Find each line holding "name" and copy it out.

(Excerpts from a figure dataset)
--------------------------------------------------

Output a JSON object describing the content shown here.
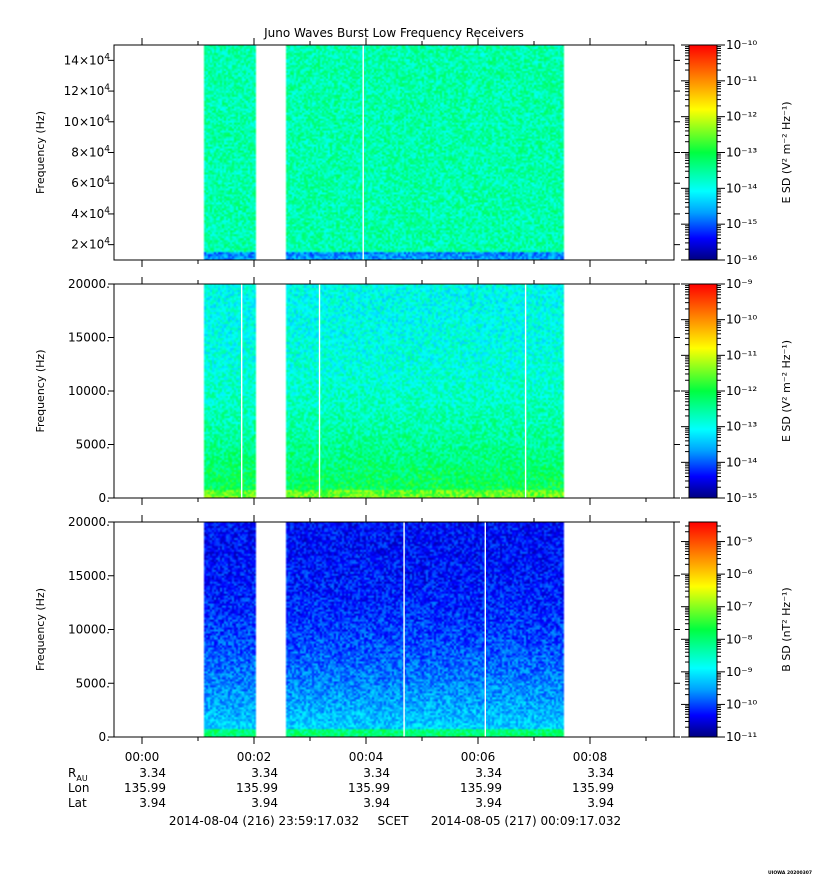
{
  "chart_data": {
    "type": "heatmap",
    "title": "Juno Waves Burst Low Frequency Receivers",
    "x_axis": {
      "range_minutes": [
        -0.5,
        9.5
      ],
      "tick_minutes": [
        0,
        2,
        4,
        6,
        8
      ],
      "tick_labels": [
        "00:00",
        "00:02",
        "00:04",
        "00:06",
        "00:08"
      ],
      "minor_step_minutes": 1
    },
    "data_intervals_minutes": [
      [
        1.1,
        2.03
      ],
      [
        2.57,
        7.55
      ]
    ],
    "panels": [
      {
        "name": "panel-1",
        "ylabel": "Frequency (Hz)",
        "ylim": [
          10000,
          150000
        ],
        "yticks": [
          {
            "value": 20000,
            "mant": "2×10",
            "exp": "4"
          },
          {
            "value": 40000,
            "mant": "4×10",
            "exp": "4"
          },
          {
            "value": 60000,
            "mant": "6×10",
            "exp": "4"
          },
          {
            "value": 80000,
            "mant": "8×10",
            "exp": "4"
          },
          {
            "value": 100000,
            "mant": "10×10",
            "exp": "4"
          },
          {
            "value": 120000,
            "mant": "12×10",
            "exp": "4"
          },
          {
            "value": 140000,
            "mant": "14×10",
            "exp": "4"
          }
        ],
        "colorbar": {
          "label": "E SD (V² m⁻² Hz⁻¹)",
          "log_range": [
            -16,
            -10
          ],
          "ticks": [
            -16,
            -15,
            -14,
            -13,
            -12,
            -11,
            -10
          ],
          "ticks_labels": [
            "10⁻¹⁶",
            "10⁻¹⁵",
            "10⁻¹⁴",
            "10⁻¹³",
            "10⁻¹²",
            "10⁻¹¹",
            "10⁻¹⁰"
          ]
        },
        "spectrum": {
          "top_log": -13.6,
          "bottom_log": -13.6,
          "floor_log": -14.8
        },
        "gap_lines_minutes": [
          3.95
        ]
      },
      {
        "name": "panel-2",
        "ylabel": "Frequency (Hz)",
        "ylim": [
          0,
          20000
        ],
        "yticks": [
          {
            "value": 0,
            "label": "0."
          },
          {
            "value": 5000,
            "label": "5000."
          },
          {
            "value": 10000,
            "label": "10000."
          },
          {
            "value": 15000,
            "label": "15000."
          },
          {
            "value": 20000,
            "label": "20000."
          }
        ],
        "colorbar": {
          "label": "E SD (V² m⁻² Hz⁻¹)",
          "log_range": [
            -15,
            -9
          ],
          "ticks": [
            -15,
            -14,
            -13,
            -12,
            -11,
            -10,
            -9
          ],
          "ticks_labels": [
            "10⁻¹⁵",
            "10⁻¹⁴",
            "10⁻¹³",
            "10⁻¹²",
            "10⁻¹¹",
            "10⁻¹⁰",
            "10⁻⁹"
          ]
        },
        "spectrum": {
          "top_log": -13.0,
          "bottom_log": -12.0,
          "floor_log": -11.6
        },
        "gap_lines_minutes": [
          1.78,
          3.17,
          6.85
        ]
      },
      {
        "name": "panel-3",
        "ylabel": "Frequency (Hz)",
        "ylim": [
          0,
          20000
        ],
        "yticks": [
          {
            "value": 0,
            "label": "0."
          },
          {
            "value": 5000,
            "label": "5000."
          },
          {
            "value": 10000,
            "label": "10000."
          },
          {
            "value": 15000,
            "label": "15000."
          },
          {
            "value": 20000,
            "label": "20000."
          }
        ],
        "colorbar": {
          "label": "B SD (nT² Hz⁻¹)",
          "log_range": [
            -11,
            -4.4
          ],
          "ticks": [
            -11,
            -10,
            -9,
            -8,
            -7,
            -6,
            -5
          ],
          "ticks_labels": [
            "10⁻¹¹",
            "10⁻¹⁰",
            "10⁻⁹",
            "10⁻⁸",
            "10⁻⁷",
            "10⁻⁶",
            "10⁻⁵"
          ]
        },
        "spectrum": {
          "top_log": -10.3,
          "bottom_log": -9.1,
          "floor_log": -8.1
        },
        "gap_lines_minutes": [
          4.68,
          6.13
        ]
      }
    ],
    "ephemeris": [
      {
        "label": "R",
        "sub": "AU",
        "values": [
          "3.34",
          "3.34",
          "3.34",
          "3.34",
          "3.34"
        ]
      },
      {
        "label": "Lon",
        "sub": "",
        "values": [
          "135.99",
          "135.99",
          "135.99",
          "135.99",
          "135.99"
        ]
      },
      {
        "label": "Lat",
        "sub": "",
        "values": [
          "3.94",
          "3.94",
          "3.94",
          "3.94",
          "3.94"
        ]
      }
    ],
    "time_range": {
      "start": "2014-08-04 (216) 23:59:17.032",
      "mid": "SCET",
      "end": "2014-08-05 (217) 00:09:17.032"
    },
    "footer": "UIOWA 20200307"
  }
}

--------------------------------------------------

*EXPECTED OUTPUT:*
        "name": "panel-1",
        "name": "panel-2",
        "name": "panel-3",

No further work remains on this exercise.